The data below should be restated word for word, with every picture omitted.

**RECORDS:**
☆ ☆ ☆ ☆ ☆
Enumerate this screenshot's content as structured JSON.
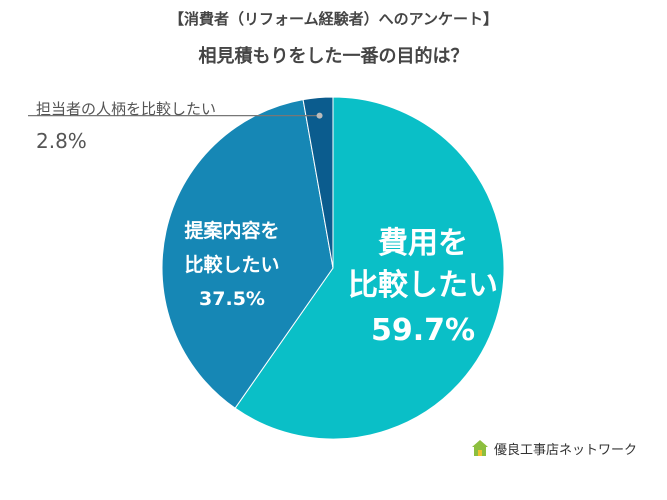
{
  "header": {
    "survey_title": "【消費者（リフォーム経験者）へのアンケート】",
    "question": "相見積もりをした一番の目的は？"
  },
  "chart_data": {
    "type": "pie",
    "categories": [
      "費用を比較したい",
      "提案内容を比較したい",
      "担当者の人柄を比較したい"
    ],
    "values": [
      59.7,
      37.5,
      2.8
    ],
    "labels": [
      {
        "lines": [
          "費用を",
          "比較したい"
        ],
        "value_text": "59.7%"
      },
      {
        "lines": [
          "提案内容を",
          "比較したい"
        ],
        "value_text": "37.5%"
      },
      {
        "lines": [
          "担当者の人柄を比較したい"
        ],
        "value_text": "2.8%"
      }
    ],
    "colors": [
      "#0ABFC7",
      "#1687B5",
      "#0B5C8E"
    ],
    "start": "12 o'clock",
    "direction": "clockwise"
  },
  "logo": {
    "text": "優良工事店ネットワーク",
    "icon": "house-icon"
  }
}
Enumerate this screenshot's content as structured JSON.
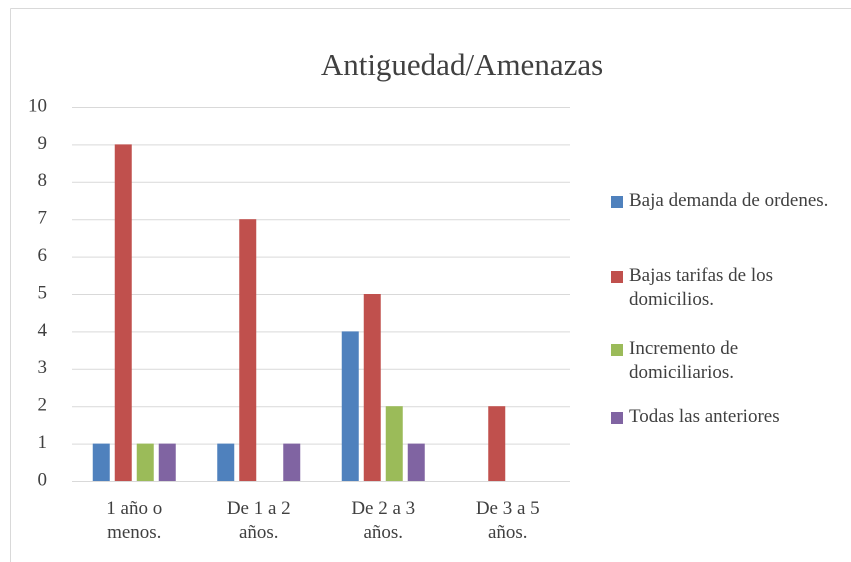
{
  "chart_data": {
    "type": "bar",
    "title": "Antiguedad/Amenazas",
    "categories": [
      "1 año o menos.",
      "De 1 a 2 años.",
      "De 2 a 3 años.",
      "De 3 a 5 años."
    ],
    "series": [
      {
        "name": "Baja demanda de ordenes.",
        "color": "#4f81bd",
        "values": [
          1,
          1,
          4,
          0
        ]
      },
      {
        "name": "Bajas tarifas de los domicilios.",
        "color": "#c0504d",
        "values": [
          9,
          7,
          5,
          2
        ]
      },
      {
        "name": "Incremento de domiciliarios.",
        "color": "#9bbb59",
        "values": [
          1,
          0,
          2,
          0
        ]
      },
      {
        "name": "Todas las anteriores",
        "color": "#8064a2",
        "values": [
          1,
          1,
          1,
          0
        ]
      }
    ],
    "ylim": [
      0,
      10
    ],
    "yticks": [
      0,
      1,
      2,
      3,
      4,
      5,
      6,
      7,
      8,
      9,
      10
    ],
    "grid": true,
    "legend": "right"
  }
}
☆ ☆ ☆ ☆ ☆
**WRITTEN RESPONSE:**
Enumerate this screenshot's content as structured JSON.
{
  "header": {
    "survey_title": "【消費者（リフォーム経験者）へのアンケート】",
    "question": "相見積もりをした一番の目的は？"
  },
  "chart_data": {
    "type": "pie",
    "categories": [
      "費用を比較したい",
      "提案内容を比較したい",
      "担当者の人柄を比較したい"
    ],
    "values": [
      59.7,
      37.5,
      2.8
    ],
    "labels": [
      {
        "lines": [
          "費用を",
          "比較したい"
        ],
        "value_text": "59.7%"
      },
      {
        "lines": [
          "提案内容を",
          "比較したい"
        ],
        "value_text": "37.5%"
      },
      {
        "lines": [
          "担当者の人柄を比較したい"
        ],
        "value_text": "2.8%"
      }
    ],
    "colors": [
      "#0ABFC7",
      "#1687B5",
      "#0B5C8E"
    ],
    "start": "12 o'clock",
    "direction": "clockwise"
  },
  "logo": {
    "text": "優良工事店ネットワーク",
    "icon": "house-icon"
  }
}
Enumerate this screenshot's content as structured JSON.
{
  "chart_data": {
    "type": "bar",
    "title": "Antiguedad/Amenazas",
    "categories": [
      "1 año o menos.",
      "De 1 a 2 años.",
      "De 2 a 3 años.",
      "De 3 a 5 años."
    ],
    "series": [
      {
        "name": "Baja demanda de ordenes.",
        "color": "#4f81bd",
        "values": [
          1,
          1,
          4,
          0
        ]
      },
      {
        "name": "Bajas tarifas de los domicilios.",
        "color": "#c0504d",
        "values": [
          9,
          7,
          5,
          2
        ]
      },
      {
        "name": "Incremento de domiciliarios.",
        "color": "#9bbb59",
        "values": [
          1,
          0,
          2,
          0
        ]
      },
      {
        "name": "Todas las anteriores",
        "color": "#8064a2",
        "values": [
          1,
          1,
          1,
          0
        ]
      }
    ],
    "ylim": [
      0,
      10
    ],
    "yticks": [
      0,
      1,
      2,
      3,
      4,
      5,
      6,
      7,
      8,
      9,
      10
    ],
    "grid": true,
    "legend": "right"
  }
}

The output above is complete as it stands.